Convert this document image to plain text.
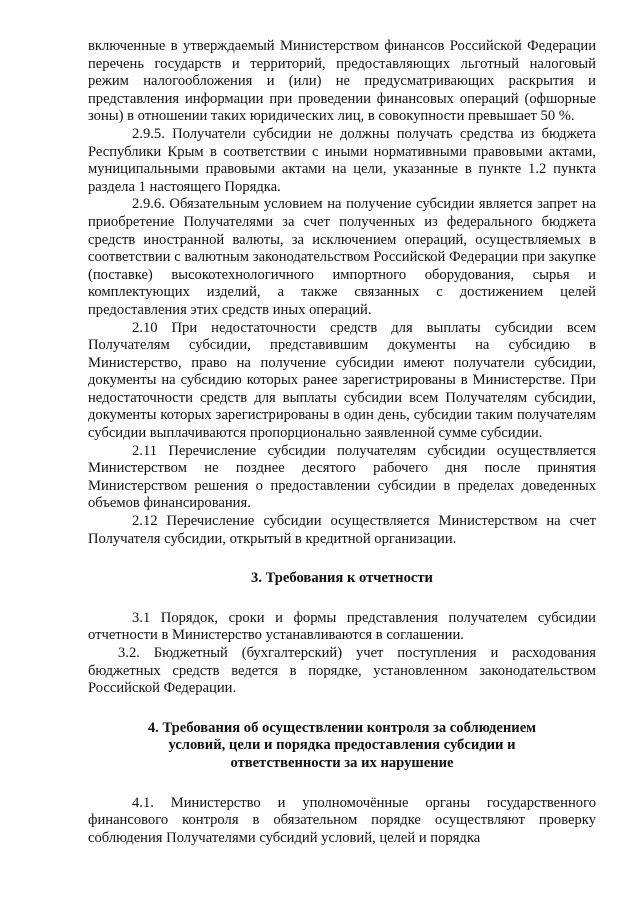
включенные в утверждаемый Министерством финансов Российской Федерации перечень государств и территорий, предоставляющих льготный налоговый режим налогообложения и (или) не предусматривающих раскрытия и представления информации при проведении финансовых операций (офшорные зоны) в отношении таких юридических лиц, в совокупности превышает 50 %.

2.9.5. Получатели субсидии не должны получать средства из бюджета Республики Крым в соответствии с иными нормативными правовыми актами, муниципальными правовыми актами на цели, указанные в пункте 1.2 пункта раздела 1 настоящего Порядка.

2.9.6. Обязательным условием на получение субсидии является запрет на приобретение Получателями за счет полученных из федерального бюджета средств иностранной валюты, за исключением операций, осуществляемых в соответствии с валютным законодательством Российской Федерации при закупке (поставке) высокотехнологичного импортного оборудования, сырья и комплектующих изделий, а также связанных с достижением целей предоставления этих средств иных операций.

2.10 При недостаточности средств для выплаты субсидии всем Получателям субсидии, представившим документы на субсидию в Министерство, право на получение субсидии имеют получатели субсидии, документы на субсидию которых ранее зарегистрированы в Министерстве. При недостаточности средств для выплаты субсидии всем Получателям субсидии, документы которых зарегистрированы в один день, субсидии таким получателям субсидии выплачиваются пропорционально заявленной сумме субсидии.

2.11 Перечисление субсидии получателям субсидии осуществляется Министерством не позднее десятого рабочего дня после принятия Министерством решения о предоставлении субсидии в пределах доведенных объемов финансирования.

2.12 Перечисление субсидии осуществляется Министерством на счет Получателя субсидии, открытый в кредитной организации.

3. Требования к отчетности

3.1 Порядок, сроки и формы представления получателем субсидии отчетности в Министерство устанавливаются в соглашении.

3.2. Бюджетный (бухгалтерский) учет поступления и расходования бюджетных средств ведется в порядке, установленном законодательством Российской Федерации.

4. Требования об осуществлении контроля за соблюдением

условий, цели и порядка предоставления субсидии и

ответственности за их нарушение

4.1. Министерство и уполномочённые органы государственного финансового контроля в обязательном порядке осуществляют проверку соблюдения Получателями субсидий условий, целей и порядка
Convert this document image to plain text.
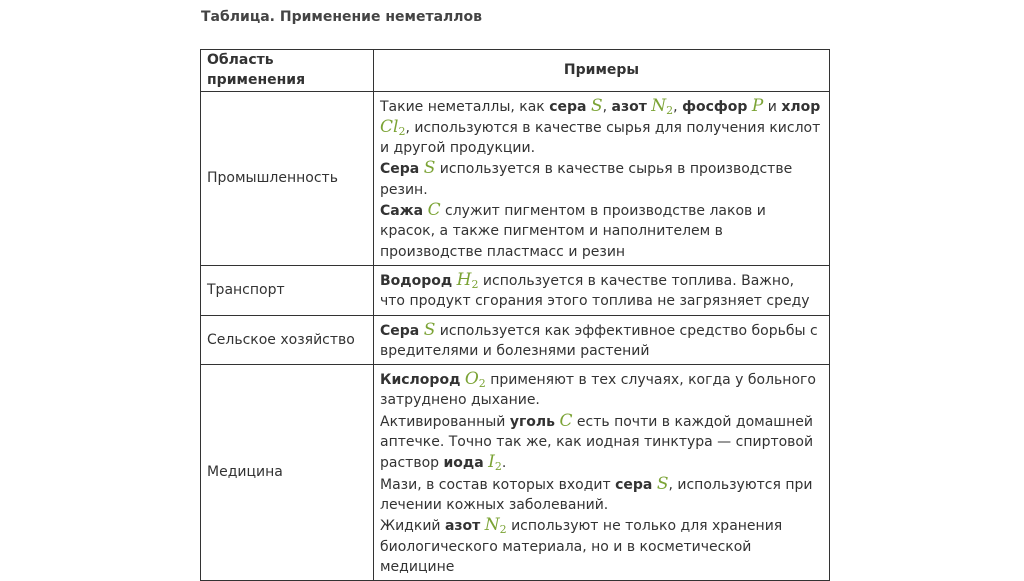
Таблица. Применение неметаллов
Область применения	Примеры
Промышленность	Такие неметаллы, как сера S, азот $N_2$, фосфор P и хлор $Cl_2$, используются в качестве сырья для получения кислот и другой продукции.
Сера S используется в качестве сырья в производстве резин.
Сажа C служит пигментом в производстве лаков и красок, а также пигментом и наполнителем в производстве пластмасс и резин
Транспорт	Водород $H_2$ используется в качестве топлива. Важно, что продукт сгорания этого топлива не загрязняет среду
Сельское хозяйство	Сера S используется как эффективное средство борьбы с вредителями и болезнями растений
Медицина	Кислород $O_2$ применяют в тех случаях, когда у больного затруднено дыхание.
Активированный уголь C есть почти в каждой домашней аптечке. Точно так же, как иодная тинктура — спиртовой раствор иода $I_2$.
Мази, в состав которых входит сера S, используются при лечении кожных заболеваний.
Жидкий азот $N_2$ используют не только для хранения биологического материала, но и в косметической медицине
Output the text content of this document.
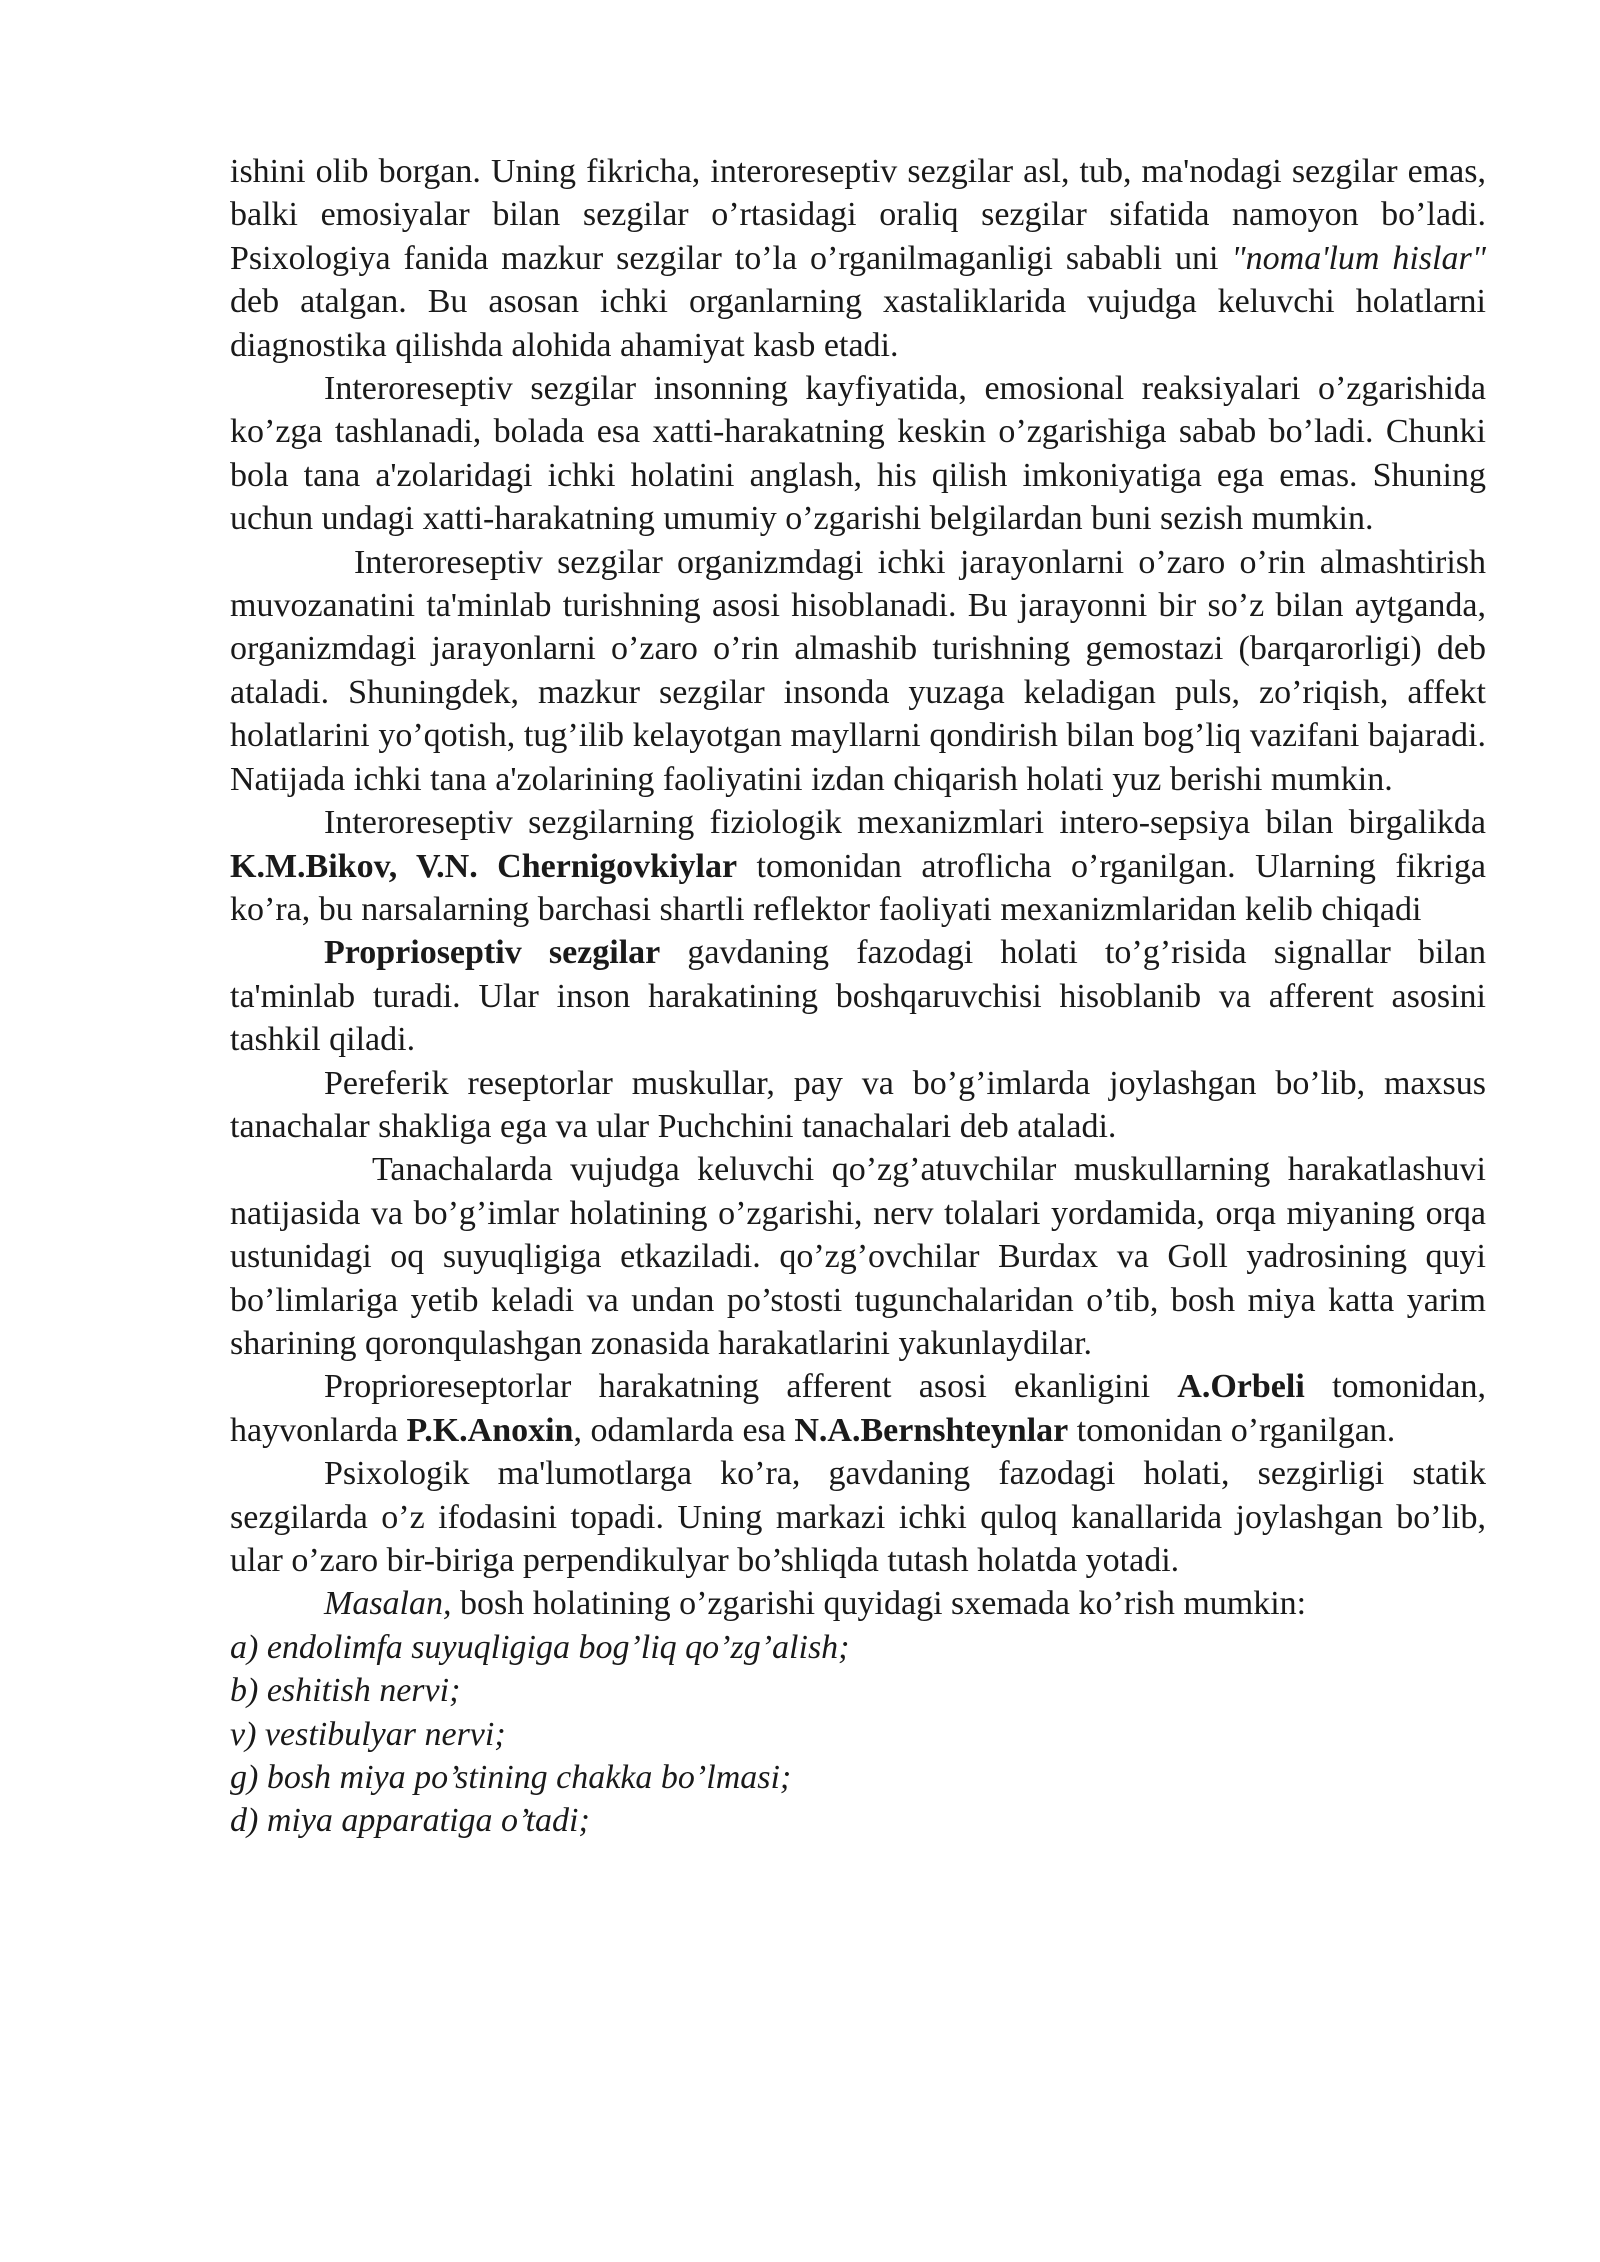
ishini olib borgan. Uning fikricha, interoreseptiv sezgilar asl, tub, ma'nodagi sezgilar emas, balki emosiyalar bilan sezgilar o’rtasidagi oraliq sezgilar sifatida namoyon bo’ladi. Psixologiya fanida mazkur sezgilar to’la o’rganilmaganligi sababli uni "noma'lum hislar" deb atalgan. Bu asosan ichki organlarning xastaliklarida vujudga keluvchi holatlarni diagnostika qilishda alohida ahamiyat kasb etadi.

Interoreseptiv sezgilar insonning kayfiyatida, emosional reaksiyalari o’zgarishida ko’zga tashlanadi, bolada esa xatti-harakatning keskin o’zgarishiga sabab bo’ladi. Chunki bola tana a'zolaridagi ichki holatini anglash, his qilish imkoniyatiga ega emas. Shuning uchun undagi xatti-harakatning umumiy o’zgarishi belgilardan buni sezish mumkin.

Interoreseptiv sezgilar organizmdagi ichki jarayonlarni o’zaro o’rin almashtirish muvozanatini ta'minlab turishning asosi hisoblanadi. Bu jarayonni bir so’z bilan aytganda, organizmdagi jarayonlarni o’zaro o’rin almashib turishning gemostazi (barqarorligi) deb ataladi. Shuningdek, mazkur sezgilar insonda yuzaga keladigan puls, zo’riqish, affekt holatlarini yo’qotish, tug’ilib kelayotgan mayllarni qondirish bilan bog’liq vazifani bajaradi. Natijada ichki tana a'zolarining faoliyatini izdan chiqarish holati yuz berishi mumkin.

Interoreseptiv sezgilarning fiziologik mexanizmlari intero-sepsiya bilan birgalikda K.M.Bikov, V.N. Chernigovkiylar tomonidan atroflicha o’rganilgan. Ularning fikriga ko’ra, bu narsalarning barchasi shartli reflektor faoliyati mexanizmlaridan kelib chiqadi

Proprioseptiv sezgilar gavdaning fazodagi holati to’g’risida signallar bilan ta'minlab turadi. Ular inson harakatining boshqaruvchisi hisoblanib va afferent asosini tashkil qiladi.

Pereferik reseptorlar muskullar, pay va bo’g’imlarda joylashgan bo’lib, maxsus tanachalar shakliga ega va ular Puchchini tanachalari deb ataladi.

Tanachalarda vujudga keluvchi qo’zg’atuvchilar muskullarning harakatlashuvi natijasida va bo’g’imlar holatining o’zgarishi, nerv tolalari yordamida, orqa miyaning orqa ustunidagi oq suyuqligiga etkaziladi. qo’zg’ovchilar Burdax va Goll yadrosining quyi bo’limlariga yetib keladi va undan po’stosti tugunchalaridan o’tib, bosh miya katta yarim sharining qoronqulashgan zonasida harakatlarini yakunlaydilar.

Proprioreseptorlar harakatning afferent asosi ekanligini A.Orbeli tomonidan, hayvonlarda P.K.Anoxin, odamlarda esa N.A.Bernshteynlar tomonidan o’rganilgan.

Psixologik ma'lumotlarga ko’ra, gavdaning fazodagi holati, sezgirligi statik sezgilarda o’z ifodasini topadi. Uning markazi ichki quloq kanallarida joylashgan bo’lib, ular o’zaro bir-biriga perpendikulyar bo’shliqda tutash holatda yotadi.

Masalan, bosh holatining o’zgarishi quyidagi sxemada ko’rish mumkin:

a) endolimfa suyuqligiga bog’liq qo’zg’alish;

b) eshitish nervi;

v) vestibulyar nervi;

g) bosh miya po’stining chakka bo’lmasi;

d) miya apparatiga o’tadi;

====

### JOB
Read the entries and show each line that mentions "zgarishi".

### SOLVED EXERCISE
Interoreseptiv sezgilar insonning kayfiyatida, emosional reaksiyalari o’zgarishida ko’zga tashlanadi, bolada esa xatti-harakatning keskin o’zgarishiga sabab bo’ladi. Chunki bola tana a'zolaridagi ichki holatini anglash, his qilish imkoniyatiga ega emas. Shuning uchun undagi xatti-harakatning umumiy o’zgarishi belgilardan buni sezish mumkin.
Tanachalarda vujudga keluvchi qo’zg’atuvchilar muskullarning harakatlashuvi natijasida va bo’g’imlar holatining o’zgarishi, nerv tolalari yordamida, orqa miyaning orqa ustunidagi oq suyuqligiga etkaziladi. qo’zg’ovchilar Burdax va Goll yadrosining quyi bo’limlariga yetib keladi va undan po’stosti tugunchalaridan o’tib, bosh miya katta yarim sharining qoronqulashgan zonasida harakatlarini yakunlaydilar.
Masalan, bosh holatining o’zgarishi quyidagi sxemada ko’rish mumkin:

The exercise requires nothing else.